### The input

* * * * *

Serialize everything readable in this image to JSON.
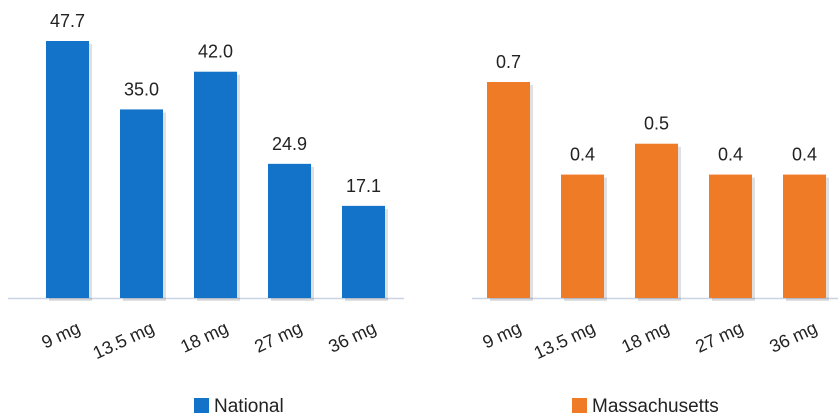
{
  "chart_data": [
    {
      "type": "bar",
      "categories": [
        "9 mg",
        "13.5 mg",
        "18 mg",
        "27 mg",
        "36 mg"
      ],
      "series": [
        {
          "name": "National",
          "values": [
            47.7,
            35.0,
            42.0,
            24.9,
            17.1
          ]
        }
      ],
      "ylim": [
        0,
        47.7
      ],
      "grid": false,
      "legend": "bottom",
      "color": "#1273C9",
      "value_format": "0.0"
    },
    {
      "type": "bar",
      "categories": [
        "9 mg",
        "13.5 mg",
        "18 mg",
        "27 mg",
        "36 mg"
      ],
      "series": [
        {
          "name": "Massachusetts",
          "values": [
            0.7,
            0.4,
            0.5,
            0.4,
            0.4
          ]
        }
      ],
      "ylim": [
        0,
        0.7
      ],
      "grid": false,
      "legend": "bottom",
      "color": "#F07B27",
      "value_format": "0.0"
    }
  ],
  "colors": {
    "axis_line": "#C9D3E6",
    "text": "#222222"
  }
}
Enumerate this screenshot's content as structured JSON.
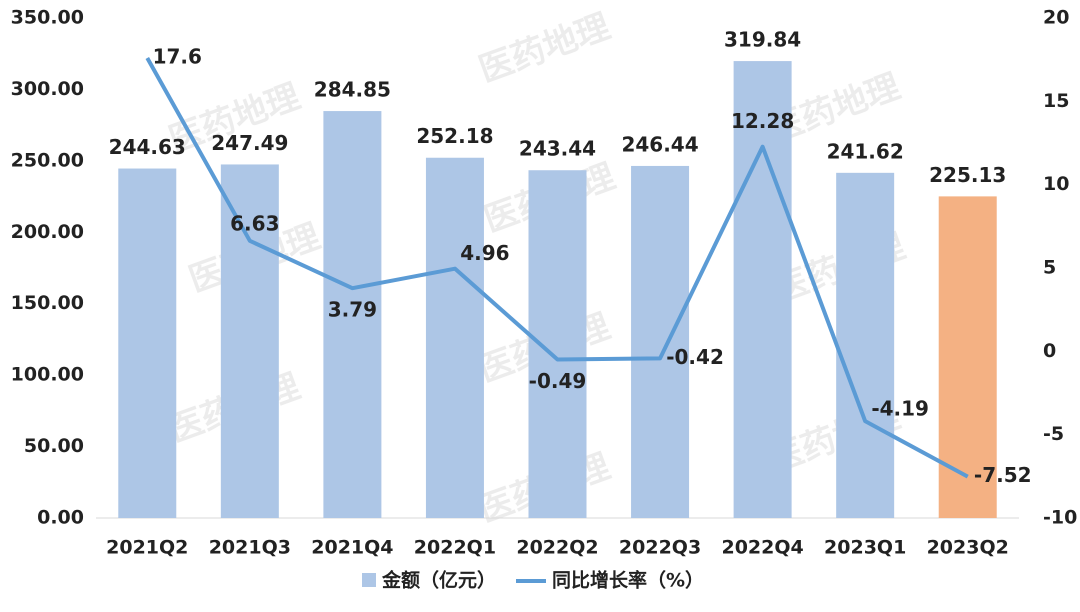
{
  "chart_data": {
    "type": "bar-line",
    "watermark": "医药地理",
    "categories": [
      "2021Q2",
      "2021Q3",
      "2021Q4",
      "2022Q1",
      "2022Q2",
      "2022Q3",
      "2022Q4",
      "2023Q1",
      "2023Q2"
    ],
    "series": [
      {
        "name": "金额（亿元）",
        "type": "bar",
        "color": "#adc6e6",
        "colors": [
          "#adc6e6",
          "#adc6e6",
          "#adc6e6",
          "#adc6e6",
          "#adc6e6",
          "#adc6e6",
          "#adc6e6",
          "#adc6e6",
          "#f4b183"
        ],
        "values": [
          244.63,
          247.49,
          284.85,
          252.18,
          243.44,
          246.44,
          319.84,
          241.62,
          225.13
        ]
      },
      {
        "name": "同比增长率（%）",
        "type": "line",
        "axis": "y2",
        "color": "#5b9bd5",
        "values": [
          17.6,
          6.63,
          3.79,
          4.96,
          -0.49,
          -0.42,
          12.28,
          -4.19,
          -7.52
        ]
      }
    ],
    "ylim": [
      0,
      350
    ],
    "yticks": [
      {
        "value": 0,
        "label": "0.00"
      },
      {
        "value": 50,
        "label": "50.00"
      },
      {
        "value": 100,
        "label": "100.00"
      },
      {
        "value": 150,
        "label": "150.00"
      },
      {
        "value": 200,
        "label": "200.00"
      },
      {
        "value": 250,
        "label": "250.00"
      },
      {
        "value": 300,
        "label": "300.00"
      },
      {
        "value": 350,
        "label": "350.00"
      }
    ],
    "y2lim": [
      -10,
      20
    ],
    "y2ticks": [
      -10,
      -5,
      0,
      5,
      10,
      15,
      20
    ],
    "legend": "bottom"
  }
}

* * * * *

### Written instruction
Return a copy of every line that includes the word "name".

### Solution
          "name": "National",
          "name": "Massachusetts",
        "name": "金额（亿元）",
        "name": "同比增长率（%）",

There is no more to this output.